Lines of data
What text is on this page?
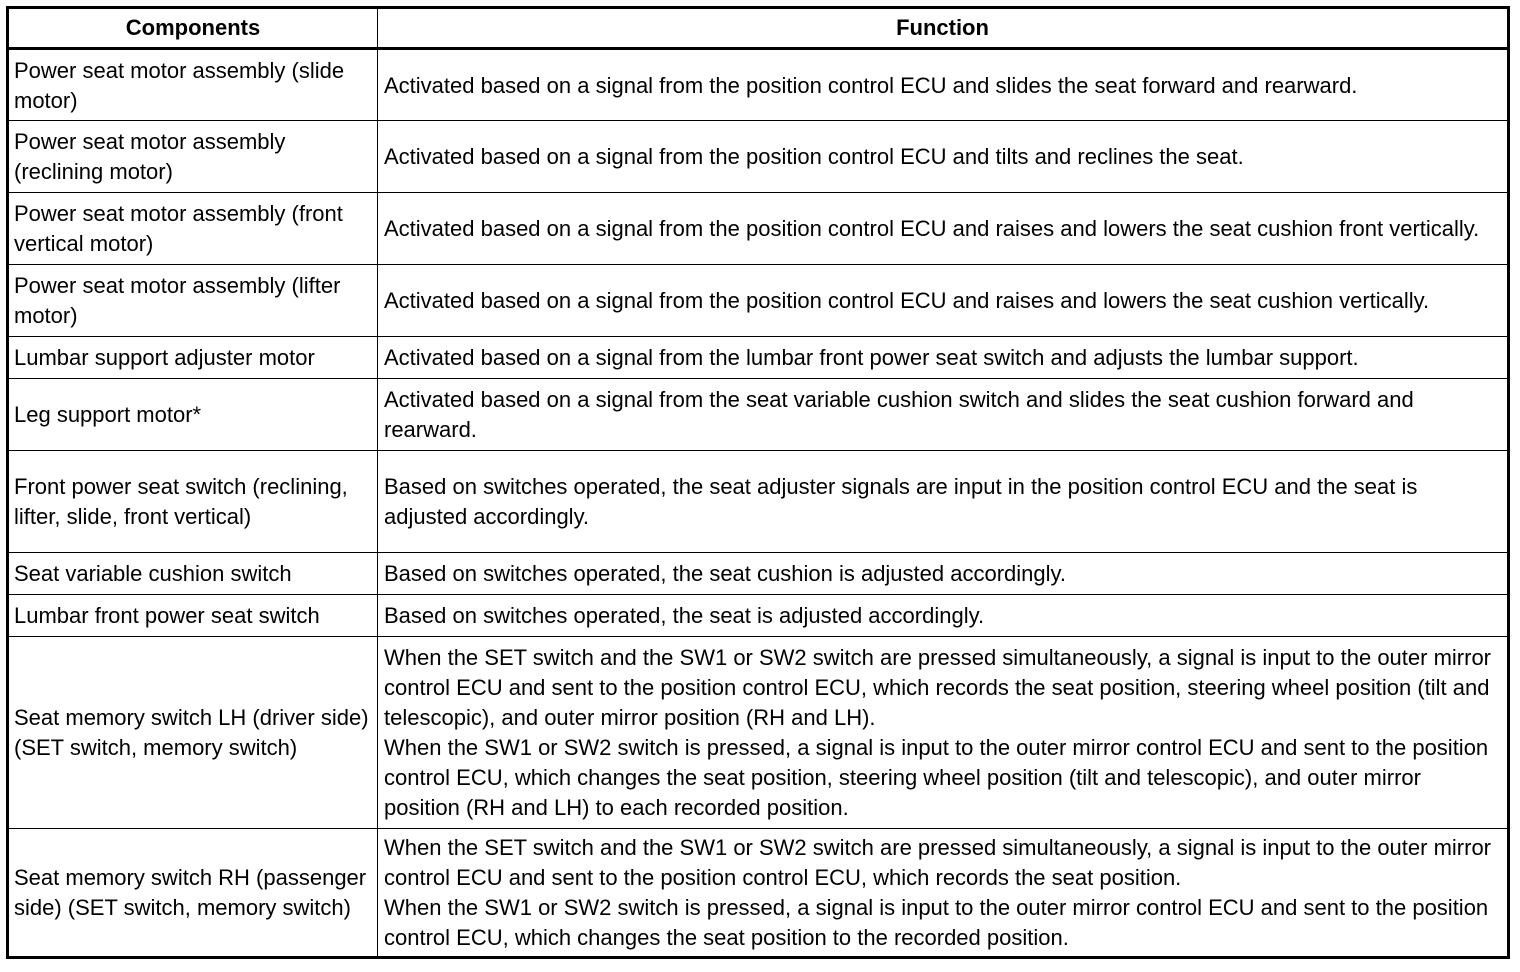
Components	Function
Power seat motor assembly (slide motor)	Activated based on a signal from the position control ECU and slides the seat forward and rearward.

Power seat motor assembly (reclining motor)	Activated based on a signal from the position control ECU and tilts and reclines the seat.

Power seat motor assembly (front vertical motor)	Activated based on a signal from the position control ECU and raises and lowers the seat cushion front vertically.

Power seat motor assembly (lifter motor)	Activated based on a signal from the position control ECU and raises and lowers the seat cushion vertically.

Lumbar support adjuster motor	Activated based on a signal from the lumbar front power seat switch and adjusts the lumbar support.

Leg support motor*	Activated based on a signal from the seat variable cushion switch and slides the seat cushion forward and rearward.

Front power seat switch (reclining, lifter, slide, front vertical)	Based on switches operated, the seat adjuster signals are input in the position control ECU and the seat is adjusted accordingly.

Seat variable cushion switch	Based on switches operated, the seat cushion is adjusted accordingly.

Lumbar front power seat switch	Based on switches operated, the seat is adjusted accordingly.

Seat memory switch LH (driver side) (SET switch, memory switch)	When the SET switch and the SW1 or SW2 switch are pressed simultaneously, a signal is input to the outer mirror control ECU and sent to the position control ECU, which records the seat position, steering wheel position (tilt and telescopic), and outer mirror position (RH and LH).
When the SW1 or SW2 switch is pressed, a signal is input to the outer mirror control ECU and sent to the position control ECU, which changes the seat position, steering wheel position (tilt and telescopic), and outer mirror position (RH and LH) to each recorded position.

Seat memory switch RH (passenger side) (SET switch, memory switch)	When the SET switch and the SW1 or SW2 switch are pressed simultaneously, a signal is input to the outer mirror control ECU and sent to the position control ECU, which records the seat position.
When the SW1 or SW2 switch is pressed, a signal is input to the outer mirror control ECU and sent to the position control ECU, which changes the seat position to the recorded position.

> _GOAL_: Look through the entries and return every line where "variable" appears.

> _TASK SOLUTION_:
Leg support motor*	Activated based on a signal from the seat variable cushion switch and slides the seat cushion forward and rearward.
Seat variable cushion switch	Based on switches operated, the seat cushion is adjusted accordingly.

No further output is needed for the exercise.